═══ MATERIAL PROVIDED ═══
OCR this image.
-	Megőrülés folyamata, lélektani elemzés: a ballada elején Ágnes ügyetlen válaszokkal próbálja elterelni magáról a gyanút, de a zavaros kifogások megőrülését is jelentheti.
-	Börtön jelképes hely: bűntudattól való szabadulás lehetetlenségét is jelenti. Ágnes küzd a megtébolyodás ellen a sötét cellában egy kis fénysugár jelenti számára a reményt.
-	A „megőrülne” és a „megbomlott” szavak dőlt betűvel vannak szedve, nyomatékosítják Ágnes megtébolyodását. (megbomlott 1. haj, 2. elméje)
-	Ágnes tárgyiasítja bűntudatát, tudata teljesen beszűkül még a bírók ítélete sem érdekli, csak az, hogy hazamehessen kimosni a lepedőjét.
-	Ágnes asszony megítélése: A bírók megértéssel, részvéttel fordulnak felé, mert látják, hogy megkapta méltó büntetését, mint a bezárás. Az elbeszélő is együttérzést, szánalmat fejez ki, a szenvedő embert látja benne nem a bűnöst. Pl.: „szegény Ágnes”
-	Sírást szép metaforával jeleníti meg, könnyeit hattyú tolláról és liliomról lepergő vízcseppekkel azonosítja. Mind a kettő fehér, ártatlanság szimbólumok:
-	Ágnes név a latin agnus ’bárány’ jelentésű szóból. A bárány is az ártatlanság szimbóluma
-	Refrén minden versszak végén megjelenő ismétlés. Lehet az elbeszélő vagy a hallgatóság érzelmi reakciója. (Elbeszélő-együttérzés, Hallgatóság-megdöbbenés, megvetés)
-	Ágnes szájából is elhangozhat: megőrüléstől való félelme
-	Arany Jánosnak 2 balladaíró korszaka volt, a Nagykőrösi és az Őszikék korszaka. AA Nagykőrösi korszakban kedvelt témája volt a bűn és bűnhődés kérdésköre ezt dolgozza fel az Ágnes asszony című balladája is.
═══
- [STATED GOAL]
Repeat each of the entries above precisely as given.

- [RESPONSE BELOW]
OCR this image.
-	Megőrülés folyamata, lélektani elemzés: a ballada elején Ágnes ügyetlen válaszokkal próbálja elterelni magáról a gyanút, de a zavaros kifogások megőrülését is jelentheti.
-	Börtön jelképes hely: bűntudattól való szabadulás lehetetlenségét is jelenti. Ágnes küzd a megtébolyodás ellen a sötét cellában egy kis fénysugár jelenti számára a reményt.
-	A „megőrülne” és a „megbomlott” szavak dőlt betűvel vannak szedve, nyomatékosítják Ágnes megtébolyodását. (megbomlott 1. haj, 2. elméje)
-	Ágnes tárgyiasítja bűntudatát, tudata teljesen beszűkül még a bírók ítélete sem érdekli, csak az, hogy hazamehessen kimosni a lepedőjét.
-	Ágnes asszony megítélése: A bírók megértéssel, részvéttel fordulnak felé, mert látják, hogy megkapta méltó büntetését, mint a bezárás. Az elbeszélő is együttérzést, szánalmat fejez ki, a szenvedő embert látja benne nem a bűnöst. Pl.: „szegény Ágnes”
-	Sírást szép metaforával jeleníti meg, könnyeit hattyú tolláról és liliomról lepergő vízcseppekkel azonosítja. Mind a kettő fehér, ártatlanság szimbólumok:
-	Ágnes név a latin agnus ’bárány’ jelentésű szóból. A bárány is az ártatlanság szimbóluma
-	Refrén minden versszak végén megjelenő ismétlés. Lehet az elbeszélő vagy a hallgatóság érzelmi reakciója. (Elbeszélő-együttérzés, Hallgatóság-megdöbbenés, megvetés)
-	Ágnes szájából is elhangozhat: megőrüléstől való félelme
-	Arany Jánosnak 2 balladaíró korszaka volt, a Nagykőrösi és az Őszikék korszaka. AA Nagykőrösi korszakban kedvelt témája volt a bűn és bűnhődés kérdésköre ezt dolgozza fel az Ágnes asszony című balladája is.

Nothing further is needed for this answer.